Written request
Check every line for the word "color" and give the number of lines where it occurs, nothing else.

Structured figure records:
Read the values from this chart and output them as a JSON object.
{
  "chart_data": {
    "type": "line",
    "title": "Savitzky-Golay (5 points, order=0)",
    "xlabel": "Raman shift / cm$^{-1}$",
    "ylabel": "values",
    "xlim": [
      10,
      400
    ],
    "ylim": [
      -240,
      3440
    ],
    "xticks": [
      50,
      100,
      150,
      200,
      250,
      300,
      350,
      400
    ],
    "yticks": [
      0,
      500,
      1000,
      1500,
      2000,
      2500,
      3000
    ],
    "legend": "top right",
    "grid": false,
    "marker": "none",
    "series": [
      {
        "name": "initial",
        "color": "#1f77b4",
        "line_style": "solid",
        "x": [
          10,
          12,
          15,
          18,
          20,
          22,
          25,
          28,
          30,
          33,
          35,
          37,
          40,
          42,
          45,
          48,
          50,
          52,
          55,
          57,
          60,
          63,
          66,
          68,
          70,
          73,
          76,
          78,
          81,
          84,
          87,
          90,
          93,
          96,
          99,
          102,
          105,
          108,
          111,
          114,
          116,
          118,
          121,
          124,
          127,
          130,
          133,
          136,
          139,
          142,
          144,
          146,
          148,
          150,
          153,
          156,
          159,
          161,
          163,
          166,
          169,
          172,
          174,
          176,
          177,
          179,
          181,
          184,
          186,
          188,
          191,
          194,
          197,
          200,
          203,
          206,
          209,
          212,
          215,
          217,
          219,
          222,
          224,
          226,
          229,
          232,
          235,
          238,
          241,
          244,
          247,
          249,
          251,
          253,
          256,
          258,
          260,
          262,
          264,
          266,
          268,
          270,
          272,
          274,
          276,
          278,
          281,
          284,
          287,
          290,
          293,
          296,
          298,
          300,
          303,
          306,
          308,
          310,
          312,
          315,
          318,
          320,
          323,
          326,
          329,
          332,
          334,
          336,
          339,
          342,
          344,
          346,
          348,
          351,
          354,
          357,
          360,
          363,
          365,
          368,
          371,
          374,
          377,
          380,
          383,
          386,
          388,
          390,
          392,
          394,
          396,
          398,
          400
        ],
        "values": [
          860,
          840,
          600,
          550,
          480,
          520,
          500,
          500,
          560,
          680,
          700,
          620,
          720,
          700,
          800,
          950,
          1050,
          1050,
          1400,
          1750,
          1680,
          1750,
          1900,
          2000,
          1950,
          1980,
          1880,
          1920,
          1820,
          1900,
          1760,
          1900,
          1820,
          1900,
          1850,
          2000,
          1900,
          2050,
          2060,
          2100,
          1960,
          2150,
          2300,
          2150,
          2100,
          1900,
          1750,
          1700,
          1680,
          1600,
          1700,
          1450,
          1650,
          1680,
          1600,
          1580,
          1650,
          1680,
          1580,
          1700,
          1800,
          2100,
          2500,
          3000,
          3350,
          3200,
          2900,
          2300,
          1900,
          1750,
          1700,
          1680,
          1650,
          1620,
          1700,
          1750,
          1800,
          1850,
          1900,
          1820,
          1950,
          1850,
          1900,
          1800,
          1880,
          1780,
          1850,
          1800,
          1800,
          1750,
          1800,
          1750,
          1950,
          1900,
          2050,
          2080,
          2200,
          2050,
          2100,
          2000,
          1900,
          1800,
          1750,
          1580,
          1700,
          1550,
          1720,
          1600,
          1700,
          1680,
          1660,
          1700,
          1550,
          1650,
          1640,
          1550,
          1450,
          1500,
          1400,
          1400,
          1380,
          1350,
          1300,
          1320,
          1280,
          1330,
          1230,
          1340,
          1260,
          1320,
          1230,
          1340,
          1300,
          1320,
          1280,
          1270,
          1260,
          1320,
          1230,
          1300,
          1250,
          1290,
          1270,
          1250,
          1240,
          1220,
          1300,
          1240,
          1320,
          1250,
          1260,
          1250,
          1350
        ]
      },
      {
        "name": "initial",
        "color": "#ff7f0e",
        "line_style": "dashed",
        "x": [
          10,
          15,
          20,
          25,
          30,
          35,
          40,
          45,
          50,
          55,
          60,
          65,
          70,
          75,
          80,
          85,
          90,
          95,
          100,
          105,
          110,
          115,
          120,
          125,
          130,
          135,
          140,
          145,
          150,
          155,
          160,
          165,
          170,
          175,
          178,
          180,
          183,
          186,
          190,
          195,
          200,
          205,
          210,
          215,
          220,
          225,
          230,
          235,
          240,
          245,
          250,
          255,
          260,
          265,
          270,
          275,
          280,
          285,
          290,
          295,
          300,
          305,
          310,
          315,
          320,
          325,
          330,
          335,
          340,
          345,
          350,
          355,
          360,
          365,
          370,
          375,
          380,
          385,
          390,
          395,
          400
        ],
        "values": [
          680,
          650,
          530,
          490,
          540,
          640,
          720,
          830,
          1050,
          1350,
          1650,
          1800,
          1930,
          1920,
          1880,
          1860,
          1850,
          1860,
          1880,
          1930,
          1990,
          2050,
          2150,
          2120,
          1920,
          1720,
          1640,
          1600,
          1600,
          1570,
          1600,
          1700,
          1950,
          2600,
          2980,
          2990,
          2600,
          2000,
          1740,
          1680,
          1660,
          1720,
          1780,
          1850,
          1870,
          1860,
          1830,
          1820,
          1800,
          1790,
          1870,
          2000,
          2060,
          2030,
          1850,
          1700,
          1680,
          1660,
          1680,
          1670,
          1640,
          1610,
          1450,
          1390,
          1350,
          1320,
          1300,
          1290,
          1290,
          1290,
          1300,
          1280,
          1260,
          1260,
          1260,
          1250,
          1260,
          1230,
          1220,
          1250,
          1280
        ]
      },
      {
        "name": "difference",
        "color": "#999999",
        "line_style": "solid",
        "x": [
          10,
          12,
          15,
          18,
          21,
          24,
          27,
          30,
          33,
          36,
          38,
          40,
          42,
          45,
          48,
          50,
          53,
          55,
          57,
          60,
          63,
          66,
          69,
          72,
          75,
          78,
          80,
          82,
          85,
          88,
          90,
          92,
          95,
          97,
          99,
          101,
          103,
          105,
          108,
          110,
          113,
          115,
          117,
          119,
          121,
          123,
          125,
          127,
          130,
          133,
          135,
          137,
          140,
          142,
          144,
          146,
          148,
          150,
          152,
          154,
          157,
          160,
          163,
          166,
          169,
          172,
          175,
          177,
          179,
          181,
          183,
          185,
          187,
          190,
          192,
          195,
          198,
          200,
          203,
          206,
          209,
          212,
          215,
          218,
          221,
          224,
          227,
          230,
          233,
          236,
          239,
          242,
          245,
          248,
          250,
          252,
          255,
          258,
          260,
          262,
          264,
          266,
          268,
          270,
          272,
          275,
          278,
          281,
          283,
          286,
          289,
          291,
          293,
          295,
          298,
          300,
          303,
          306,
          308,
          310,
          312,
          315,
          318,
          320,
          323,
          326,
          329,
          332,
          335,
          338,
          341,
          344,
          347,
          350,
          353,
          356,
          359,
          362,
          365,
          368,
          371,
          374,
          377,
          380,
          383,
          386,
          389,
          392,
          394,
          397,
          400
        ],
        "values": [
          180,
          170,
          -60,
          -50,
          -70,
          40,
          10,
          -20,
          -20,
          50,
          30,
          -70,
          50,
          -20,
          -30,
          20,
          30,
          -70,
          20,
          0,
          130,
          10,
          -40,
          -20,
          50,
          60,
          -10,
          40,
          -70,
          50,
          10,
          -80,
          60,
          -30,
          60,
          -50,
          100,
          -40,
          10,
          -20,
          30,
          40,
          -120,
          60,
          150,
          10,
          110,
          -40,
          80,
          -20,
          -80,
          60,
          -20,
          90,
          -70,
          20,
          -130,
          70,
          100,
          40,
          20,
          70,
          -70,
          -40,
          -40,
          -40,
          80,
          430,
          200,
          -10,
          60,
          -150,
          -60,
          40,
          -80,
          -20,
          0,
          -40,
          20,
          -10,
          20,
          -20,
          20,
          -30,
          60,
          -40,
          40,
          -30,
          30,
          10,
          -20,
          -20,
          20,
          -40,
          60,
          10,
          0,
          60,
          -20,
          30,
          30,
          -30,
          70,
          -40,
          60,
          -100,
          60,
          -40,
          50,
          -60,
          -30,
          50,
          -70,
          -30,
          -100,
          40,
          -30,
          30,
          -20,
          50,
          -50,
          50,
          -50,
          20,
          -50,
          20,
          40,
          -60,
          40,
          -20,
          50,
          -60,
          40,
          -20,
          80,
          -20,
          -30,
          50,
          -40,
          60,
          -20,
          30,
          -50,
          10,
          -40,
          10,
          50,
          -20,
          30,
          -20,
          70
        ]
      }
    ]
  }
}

In response
3